[Your instructions] Reproduce the whole listing, character for character.

Collection entries:
* Start *
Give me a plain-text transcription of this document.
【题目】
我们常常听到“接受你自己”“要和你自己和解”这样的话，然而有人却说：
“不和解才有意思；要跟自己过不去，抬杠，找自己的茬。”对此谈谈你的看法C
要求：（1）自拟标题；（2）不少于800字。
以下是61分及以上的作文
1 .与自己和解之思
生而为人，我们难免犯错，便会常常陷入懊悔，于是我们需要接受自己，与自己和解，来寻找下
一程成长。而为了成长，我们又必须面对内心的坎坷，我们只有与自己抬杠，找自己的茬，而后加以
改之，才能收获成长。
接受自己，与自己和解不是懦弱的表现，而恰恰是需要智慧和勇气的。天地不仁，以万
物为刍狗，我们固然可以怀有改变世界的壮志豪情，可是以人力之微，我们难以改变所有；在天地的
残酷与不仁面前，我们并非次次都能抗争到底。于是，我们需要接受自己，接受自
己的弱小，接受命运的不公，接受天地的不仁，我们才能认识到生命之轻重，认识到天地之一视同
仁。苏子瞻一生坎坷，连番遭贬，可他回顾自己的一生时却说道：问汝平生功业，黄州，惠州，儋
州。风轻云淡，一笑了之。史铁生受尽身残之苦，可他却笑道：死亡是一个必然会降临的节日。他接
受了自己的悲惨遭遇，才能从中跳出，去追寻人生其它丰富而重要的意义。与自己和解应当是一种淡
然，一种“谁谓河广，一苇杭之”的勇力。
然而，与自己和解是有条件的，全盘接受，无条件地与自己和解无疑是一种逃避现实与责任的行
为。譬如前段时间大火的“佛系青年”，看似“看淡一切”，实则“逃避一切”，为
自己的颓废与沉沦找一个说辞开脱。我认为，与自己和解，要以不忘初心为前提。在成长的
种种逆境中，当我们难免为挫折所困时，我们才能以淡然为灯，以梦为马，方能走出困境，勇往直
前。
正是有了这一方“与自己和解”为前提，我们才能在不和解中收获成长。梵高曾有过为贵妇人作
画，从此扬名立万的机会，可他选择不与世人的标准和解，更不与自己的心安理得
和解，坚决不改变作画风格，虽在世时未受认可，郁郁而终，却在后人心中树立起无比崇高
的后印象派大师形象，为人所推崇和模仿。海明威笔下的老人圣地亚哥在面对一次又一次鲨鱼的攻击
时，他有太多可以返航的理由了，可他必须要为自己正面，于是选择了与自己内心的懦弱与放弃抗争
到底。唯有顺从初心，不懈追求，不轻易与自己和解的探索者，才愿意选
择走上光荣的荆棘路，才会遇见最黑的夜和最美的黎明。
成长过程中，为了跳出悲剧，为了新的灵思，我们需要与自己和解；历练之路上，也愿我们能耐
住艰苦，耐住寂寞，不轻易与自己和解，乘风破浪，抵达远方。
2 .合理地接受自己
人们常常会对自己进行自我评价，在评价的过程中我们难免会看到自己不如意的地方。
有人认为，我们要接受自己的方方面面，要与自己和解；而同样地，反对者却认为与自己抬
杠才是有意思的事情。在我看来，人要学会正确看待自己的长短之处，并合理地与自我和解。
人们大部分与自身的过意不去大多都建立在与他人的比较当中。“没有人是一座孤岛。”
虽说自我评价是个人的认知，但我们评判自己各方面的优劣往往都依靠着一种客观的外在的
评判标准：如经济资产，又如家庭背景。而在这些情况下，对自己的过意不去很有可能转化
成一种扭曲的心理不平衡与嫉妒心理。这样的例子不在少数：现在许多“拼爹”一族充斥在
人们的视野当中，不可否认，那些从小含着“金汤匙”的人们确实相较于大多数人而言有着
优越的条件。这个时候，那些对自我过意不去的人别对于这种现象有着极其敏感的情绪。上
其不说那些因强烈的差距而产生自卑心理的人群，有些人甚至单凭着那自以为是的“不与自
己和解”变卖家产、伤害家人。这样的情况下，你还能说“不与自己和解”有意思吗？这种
* End *
[Correct response]
Give me a plain-text transcription of this document.
【题目】
我们常常听到“接受你自己”“要和你自己和解”这样的话，然而有人却说：
“不和解才有意思；要跟自己过不去，抬杠，找自己的茬。”对此谈谈你的看法C
要求：（1）自拟标题；（2）不少于800字。
以下是61分及以上的作文
1 .与自己和解之思
生而为人，我们难免犯错，便会常常陷入懊悔，于是我们需要接受自己，与自己和解，来寻找下
一程成长。而为了成长，我们又必须面对内心的坎坷，我们只有与自己抬杠，找自己的茬，而后加以
改之，才能收获成长。
接受自己，与自己和解不是懦弱的表现，而恰恰是需要智慧和勇气的。天地不仁，以万
物为刍狗，我们固然可以怀有改变世界的壮志豪情，可是以人力之微，我们难以改变所有；在天地的
残酷与不仁面前，我们并非次次都能抗争到底。于是，我们需要接受自己，接受自
己的弱小，接受命运的不公，接受天地的不仁，我们才能认识到生命之轻重，认识到天地之一视同
仁。苏子瞻一生坎坷，连番遭贬，可他回顾自己的一生时却说道：问汝平生功业，黄州，惠州，儋
州。风轻云淡，一笑了之。史铁生受尽身残之苦，可他却笑道：死亡是一个必然会降临的节日。他接
受了自己的悲惨遭遇，才能从中跳出，去追寻人生其它丰富而重要的意义。与自己和解应当是一种淡
然，一种“谁谓河广，一苇杭之”的勇力。
然而，与自己和解是有条件的，全盘接受，无条件地与自己和解无疑是一种逃避现实与责任的行
为。譬如前段时间大火的“佛系青年”，看似“看淡一切”，实则“逃避一切”，为
自己的颓废与沉沦找一个说辞开脱。我认为，与自己和解，要以不忘初心为前提。在成长的
种种逆境中，当我们难免为挫折所困时，我们才能以淡然为灯，以梦为马，方能走出困境，勇往直
前。
正是有了这一方“与自己和解”为前提，我们才能在不和解中收获成长。梵高曾有过为贵妇人作
画，从此扬名立万的机会，可他选择不与世人的标准和解，更不与自己的心安理得
和解，坚决不改变作画风格，虽在世时未受认可，郁郁而终，却在后人心中树立起无比崇高
的后印象派大师形象，为人所推崇和模仿。海明威笔下的老人圣地亚哥在面对一次又一次鲨鱼的攻击
时，他有太多可以返航的理由了，可他必须要为自己正面，于是选择了与自己内心的懦弱与放弃抗争
到底。唯有顺从初心，不懈追求，不轻易与自己和解的探索者，才愿意选
择走上光荣的荆棘路，才会遇见最黑的夜和最美的黎明。
成长过程中，为了跳出悲剧，为了新的灵思，我们需要与自己和解；历练之路上，也愿我们能耐
住艰苦，耐住寂寞，不轻易与自己和解，乘风破浪，抵达远方。
2 .合理地接受自己
人们常常会对自己进行自我评价，在评价的过程中我们难免会看到自己不如意的地方。
有人认为，我们要接受自己的方方面面，要与自己和解；而同样地，反对者却认为与自己抬
杠才是有意思的事情。在我看来，人要学会正确看待自己的长短之处，并合理地与自我和解。
人们大部分与自身的过意不去大多都建立在与他人的比较当中。“没有人是一座孤岛。”
虽说自我评价是个人的认知，但我们评判自己各方面的优劣往往都依靠着一种客观的外在的
评判标准：如经济资产，又如家庭背景。而在这些情况下，对自己的过意不去很有可能转化
成一种扭曲的心理不平衡与嫉妒心理。这样的例子不在少数：现在许多“拼爹”一族充斥在
人们的视野当中，不可否认，那些从小含着“金汤匙”的人们确实相较于大多数人而言有着
优越的条件。这个时候，那些对自我过意不去的人别对于这种现象有着极其敏感的情绪。上
其不说那些因强烈的差距而产生自卑心理的人群，有些人甚至单凭着那自以为是的“不与自
己和解”变卖家产、伤害家人。这样的情况下，你还能说“不与自己和解”有意思吗？这种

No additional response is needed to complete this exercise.